■ WHAT THIS TASK INVOLVES
Reproduce the listing below exactly. Pictures do not belong in the copy.

■ SUPPLIED RECORDS
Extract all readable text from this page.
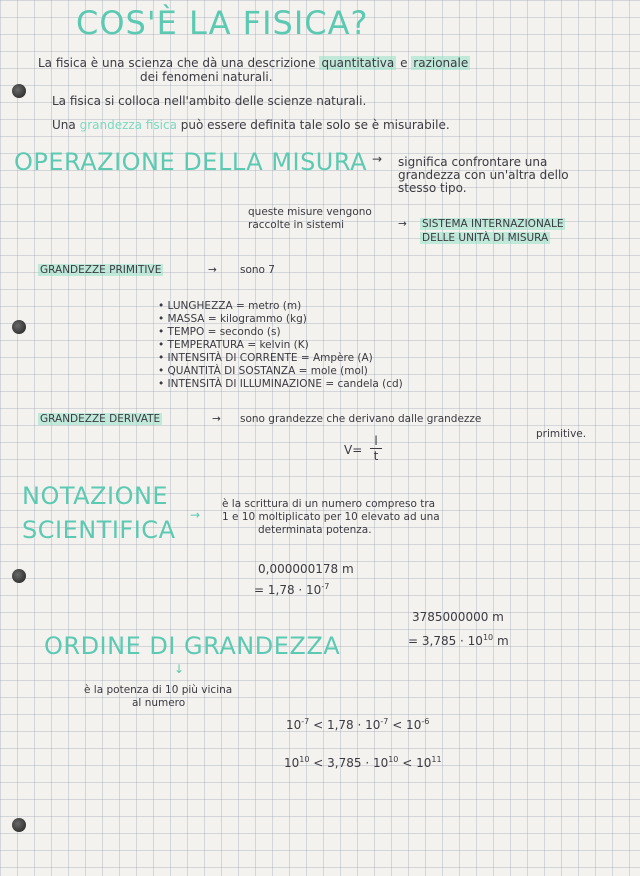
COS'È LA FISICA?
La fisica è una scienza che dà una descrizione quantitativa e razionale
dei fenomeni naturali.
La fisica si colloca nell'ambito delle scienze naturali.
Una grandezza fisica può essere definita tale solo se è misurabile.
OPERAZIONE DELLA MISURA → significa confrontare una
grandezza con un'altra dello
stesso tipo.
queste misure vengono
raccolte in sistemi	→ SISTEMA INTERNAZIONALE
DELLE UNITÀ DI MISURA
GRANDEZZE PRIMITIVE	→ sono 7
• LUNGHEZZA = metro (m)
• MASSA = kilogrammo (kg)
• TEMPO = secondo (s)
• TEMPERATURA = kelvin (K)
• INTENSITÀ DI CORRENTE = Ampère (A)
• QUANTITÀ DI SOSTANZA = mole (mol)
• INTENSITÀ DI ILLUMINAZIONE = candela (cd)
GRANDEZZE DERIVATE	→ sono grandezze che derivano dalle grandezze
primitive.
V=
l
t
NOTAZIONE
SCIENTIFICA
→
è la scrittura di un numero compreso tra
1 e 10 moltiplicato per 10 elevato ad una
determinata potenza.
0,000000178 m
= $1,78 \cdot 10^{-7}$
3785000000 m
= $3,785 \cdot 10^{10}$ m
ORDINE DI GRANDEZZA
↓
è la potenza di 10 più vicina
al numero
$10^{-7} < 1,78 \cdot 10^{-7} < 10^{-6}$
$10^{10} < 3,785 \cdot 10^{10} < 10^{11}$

■ OUTPUT FOR THIS EXERCISE
Extract all readable text from this page.
COS'È LA FISICA?
La fisica è una scienza che dà una descrizione quantitativa e razionale
dei fenomeni naturali.
La fisica si colloca nell'ambito delle scienze naturali.
Una grandezza fisica può essere definita tale solo se è misurabile.
OPERAZIONE DELLA MISURA → significa confrontare una
grandezza con un'altra dello
stesso tipo.
queste misure vengono
raccolte in sistemi	→ SISTEMA INTERNAZIONALE
DELLE UNITÀ DI MISURA
GRANDEZZE PRIMITIVE	→ sono 7
• LUNGHEZZA = metro (m)
• MASSA = kilogrammo (kg)
• TEMPO = secondo (s)
• TEMPERATURA = kelvin (K)
• INTENSITÀ DI CORRENTE = Ampère (A)
• QUANTITÀ DI SOSTANZA = mole (mol)
• INTENSITÀ DI ILLUMINAZIONE = candela (cd)
GRANDEZZE DERIVATE	→ sono grandezze che derivano dalle grandezze
primitive.
V=
l
t
NOTAZIONE
SCIENTIFICA
→
è la scrittura di un numero compreso tra
1 e 10 moltiplicato per 10 elevato ad una
determinata potenza.
0,000000178 m
= $1,78 \cdot 10^{-7}$
3785000000 m
= $3,785 \cdot 10^{10}$ m
ORDINE DI GRANDEZZA
↓
è la potenza di 10 più vicina
al numero
$10^{-7} < 1,78 \cdot 10^{-7} < 10^{-6}$
$10^{10} < 3,785 \cdot 10^{10} < 10^{11}$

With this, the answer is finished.